### Exercise requirements:
Examine the records and identify each line that includes the string "الموطأ". Copy those lines.

### Input rows:
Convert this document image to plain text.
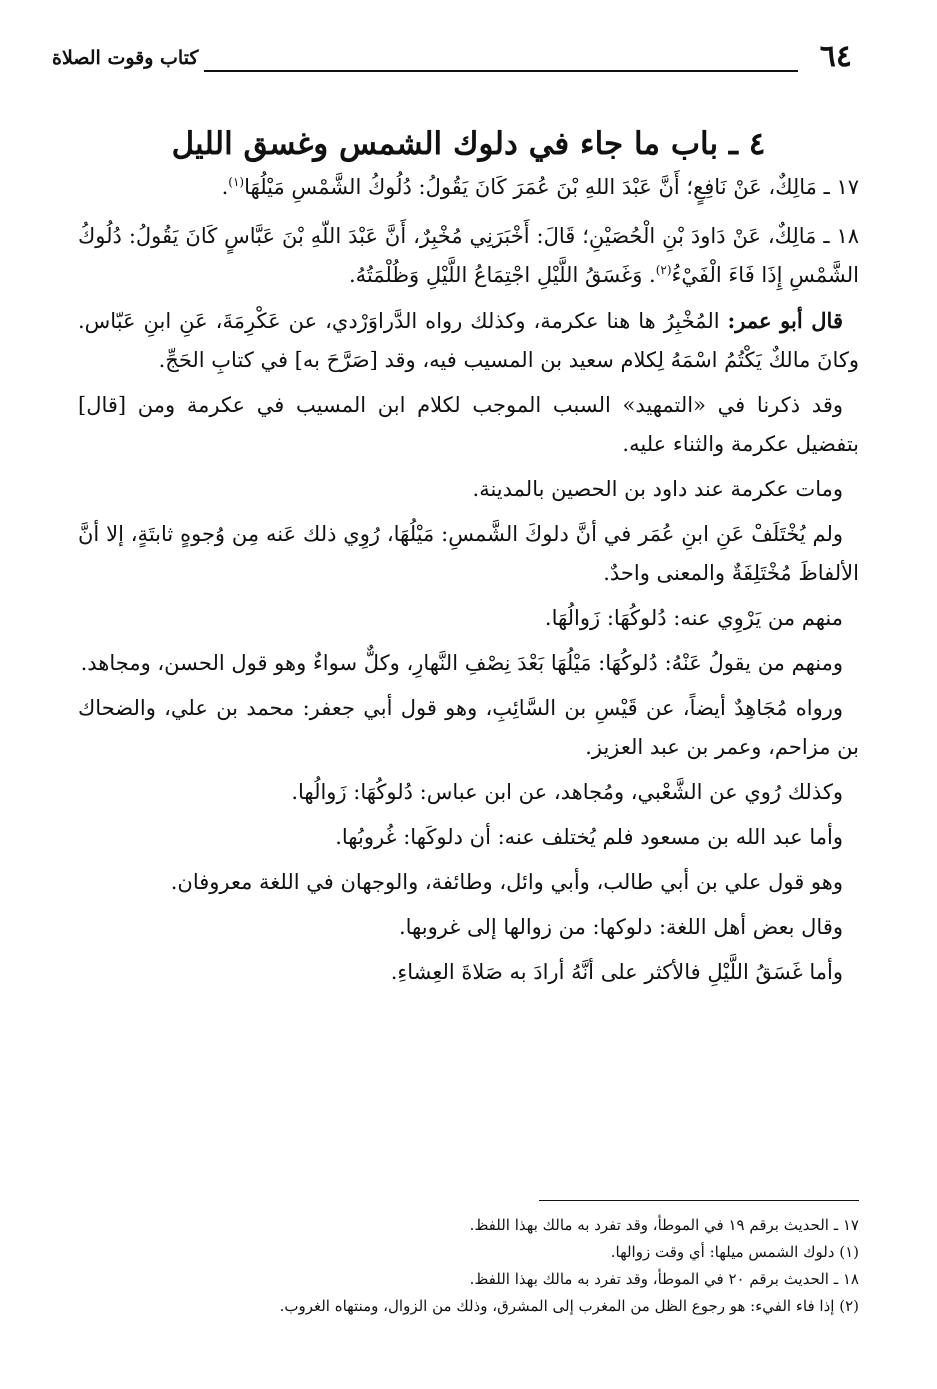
٦٤
كتاب وقوت الصلاة
٤ ـ باب ما جاء في دلوك الشمس وغسق الليل

١٧ ـ مَالِكٌ، عَنْ نَافِعٍ؛ أَنَّ عَبْدَ اللهِ بْنَ عُمَرَ كَانَ يَقُولُ: دُلُوكُ الشَّمْسِ مَيْلُهَا$^{(١)}$.

١٨ ـ مَالِكٌ، عَنْ دَاودَ بْنِ الْحُصَيْنِ؛ قَالَ: أَخْبَرَنِي مُخْبِرٌ، أَنَّ عَبْدَ اللّهِ بْنَ عَبَّاسٍ كَانَ يَقُولُ: دُلُوكُ الشَّمْسِ إِذَا فَاءَ الْفَيْءُ$^{(٢)}$. وَغَسَقُ اللَّيْلِ اجْتِمَاعُ اللَّيْلِ وَظُلْمَتُهُ.

قال أبو عمر: المُخْبِرُ ها هنا عكرمة، وكذلك رواه الدَّراوَرْدي، عن عَكْرِمَةَ، عَنِ ابنِ عَبّاس. وكانَ مالكٌ يَكْتُمُ اسْمَهُ لِكلام سعيد بن المسيب فيه، وقد [صَرَّحَ به] في كتابِ الحَجِّ.

وقد ذكرنا في «التمهيد» السبب الموجب لكلام ابن المسيب في عكرمة ومن [قال] بتفضيل عكرمة والثناء عليه.

ومات عكرمة عند داود بن الحصين بالمدينة.

ولم يُخْتَلَفْ عَنِ ابنِ عُمَر في أنَّ دلوكَ الشَّمسِ: مَيْلُهَا، رُوِي ذلك عَنه مِن وُجوهٍ ثابتَةٍ، إلا أنَّ الألفاظَ مُخْتَلِفَةٌ والمعنى واحدٌ.

منهم من يَرْوِي عنه: دُلوكُهَا: زَوالُهَا.

ومنهم من يقولُ عَنْهُ: دُلوكُهَا: مَيْلُهَا بَعْدَ نِصْفِ النَّهارِ، وكلٌّ سواءٌ وهو قول الحسن، ومجاهد.

ورواه مُجَاهِدٌ أيضاً، عن قَيْسِ بن السَّائِبِ، وهو قول أبي جعفر: محمد بن علي، والضحاك بن مزاحم، وعمر بن عبد العزيز.

وكذلك رُوي عن الشَّعْبي، ومُجاهد، عن ابن عباس: دُلوكُهَا: زَوالُها.

وأما عبد الله بن مسعود فلم يُختلف عنه: أن دلوكَها: غُروبُها.

وهو قول علي بن أبي طالب، وأبي وائل، وطائفة، والوجهان في اللغة معروفان.

وقال بعض أهل اللغة: دلوكها: من زوالها إلى غروبها.

وأما غَسَقُ اللَّيْلِ فالأكثر على أنَّهُ أرادَ به صَلاةَ العِشاءِ.

١٧ ـ الحديث برقم ١٩ في الموطأ، وقد تفرد به مالك بهذا اللفظ.

(١) دلوك الشمس ميلها: أي وقت زوالها.

١٨ ـ الحديث برقم ٢٠ في الموطأ، وقد تفرد به مالك بهذا اللفظ.

(٢) إذا فاء الفيء: هو رجوع الظل من المغرب إلى المشرق، وذلك من الزوال، ومنتهاه الغروب.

### Answer for the task:
١٧ ـ الحديث برقم ١٩ في الموطأ، وقد تفرد به مالك بهذا اللفظ.
١٨ ـ الحديث برقم ٢٠ في الموطأ، وقد تفرد به مالك بهذا اللفظ.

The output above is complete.